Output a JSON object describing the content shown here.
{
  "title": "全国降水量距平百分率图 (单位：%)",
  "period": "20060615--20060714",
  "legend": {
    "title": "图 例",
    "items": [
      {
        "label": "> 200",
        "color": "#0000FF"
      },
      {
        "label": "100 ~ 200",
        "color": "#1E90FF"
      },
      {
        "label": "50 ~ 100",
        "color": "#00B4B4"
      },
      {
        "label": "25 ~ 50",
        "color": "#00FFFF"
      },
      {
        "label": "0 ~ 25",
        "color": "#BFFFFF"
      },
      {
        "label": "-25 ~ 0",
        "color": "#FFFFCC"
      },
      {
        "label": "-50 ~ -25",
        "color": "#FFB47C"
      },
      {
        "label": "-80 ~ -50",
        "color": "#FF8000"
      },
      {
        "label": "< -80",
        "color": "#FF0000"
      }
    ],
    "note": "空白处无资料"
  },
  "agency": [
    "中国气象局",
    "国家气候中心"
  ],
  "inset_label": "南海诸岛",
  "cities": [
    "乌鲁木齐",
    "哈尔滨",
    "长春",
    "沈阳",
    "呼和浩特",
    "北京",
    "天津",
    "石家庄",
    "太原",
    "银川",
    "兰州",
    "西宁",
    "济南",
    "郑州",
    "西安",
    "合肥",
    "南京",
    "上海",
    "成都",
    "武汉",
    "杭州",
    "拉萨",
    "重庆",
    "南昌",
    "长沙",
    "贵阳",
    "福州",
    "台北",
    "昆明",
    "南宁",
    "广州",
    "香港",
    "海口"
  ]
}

▶ _GIVEN TASK_
Gather each line of the listing containing the word "color" and show it.

▶ _SOLUTION TO THE PROBLEM_
        "color": "#0000FF"
        "color": "#1E90FF"
        "color": "#00B4B4"
        "color": "#00FFFF"
        "color": "#BFFFFF"
        "color": "#FFFFCC"
        "color": "#FFB47C"
        "color": "#FF8000"
        "color": "#FF0000"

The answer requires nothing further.